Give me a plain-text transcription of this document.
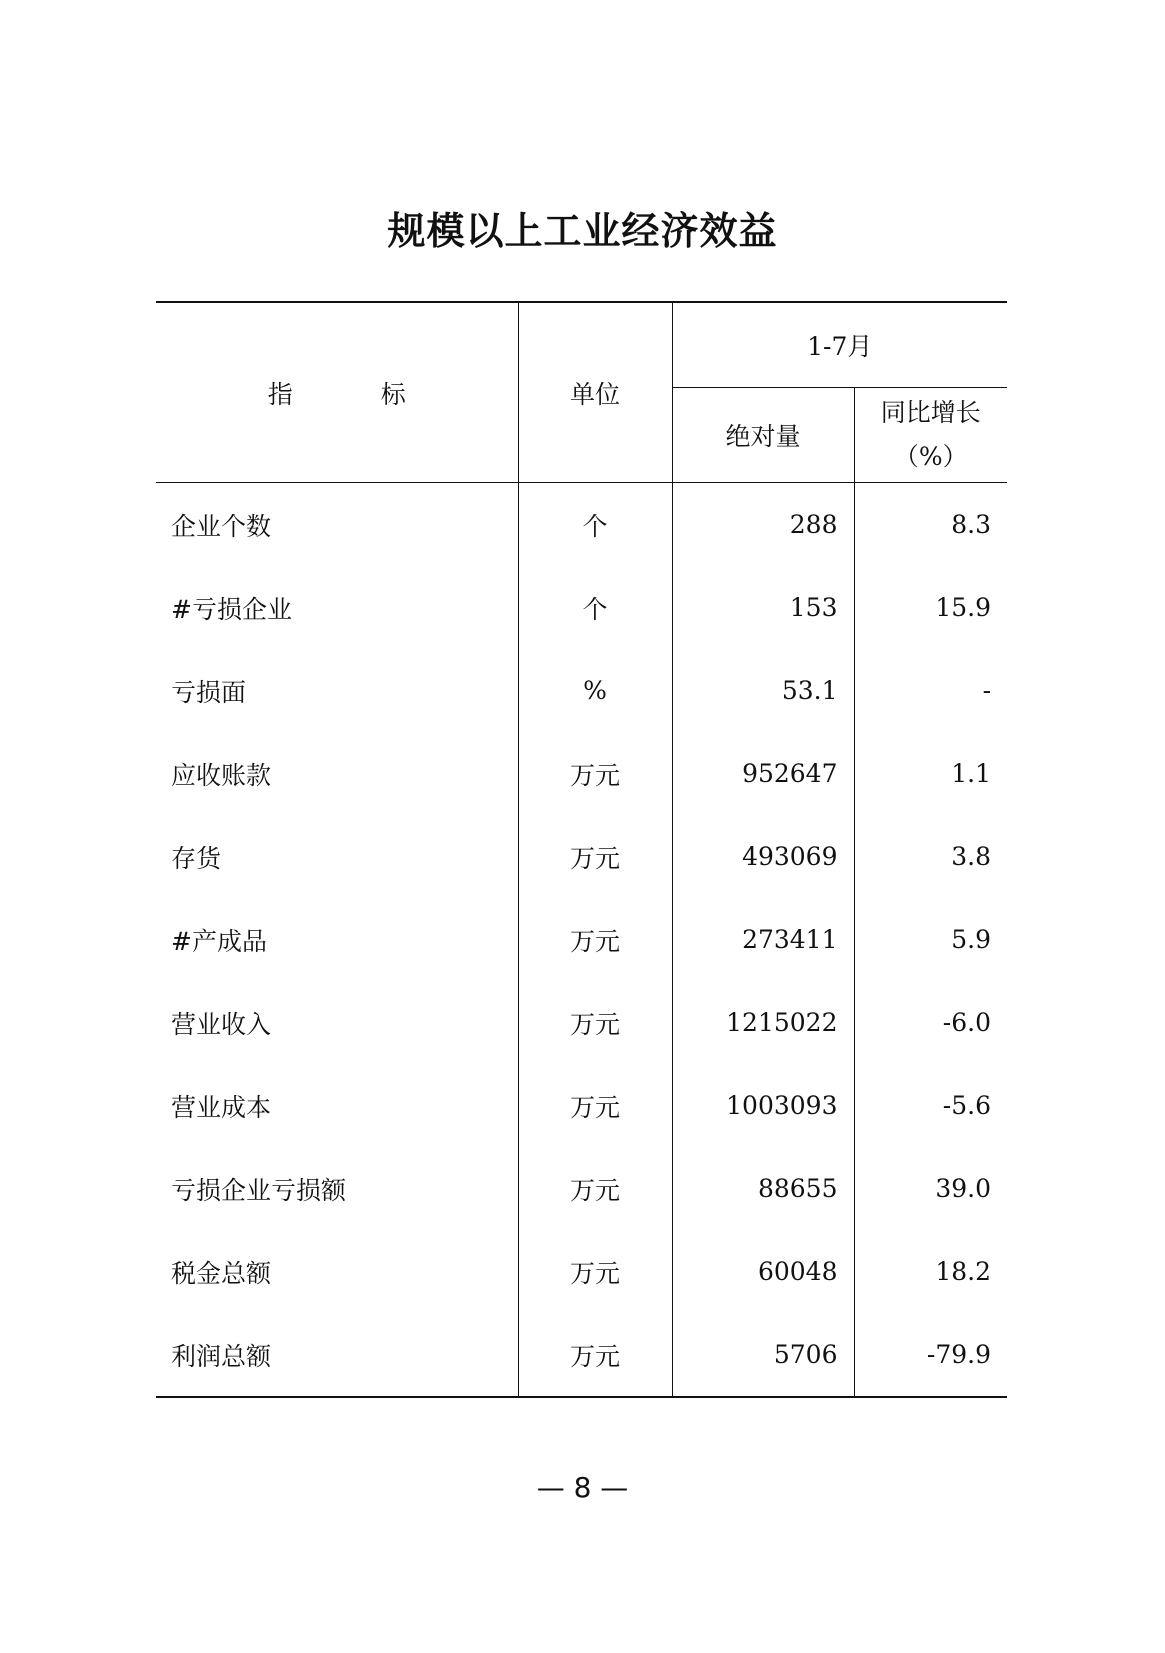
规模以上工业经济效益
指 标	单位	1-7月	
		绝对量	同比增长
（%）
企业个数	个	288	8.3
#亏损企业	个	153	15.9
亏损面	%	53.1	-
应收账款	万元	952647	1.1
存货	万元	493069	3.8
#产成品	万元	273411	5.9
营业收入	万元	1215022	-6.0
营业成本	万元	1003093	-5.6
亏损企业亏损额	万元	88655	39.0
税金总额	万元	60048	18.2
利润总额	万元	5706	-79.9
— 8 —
====
* **Instruction**
Print out the material word for word, omitting the pictures.

* **Written response**
Give me a plain-text transcription of this document.
规模以上工业经济效益
指 标	单位	1-7月	
		绝对量	同比增长
（%）
企业个数	个	288	8.3
#亏损企业	个	153	15.9
亏损面	%	53.1	-
应收账款	万元	952647	1.1
存货	万元	493069	3.8
#产成品	万元	273411	5.9
营业收入	万元	1215022	-6.0
营业成本	万元	1003093	-5.6
亏损企业亏损额	万元	88655	39.0
税金总额	万元	60048	18.2
利润总额	万元	5706	-79.9
— 8 —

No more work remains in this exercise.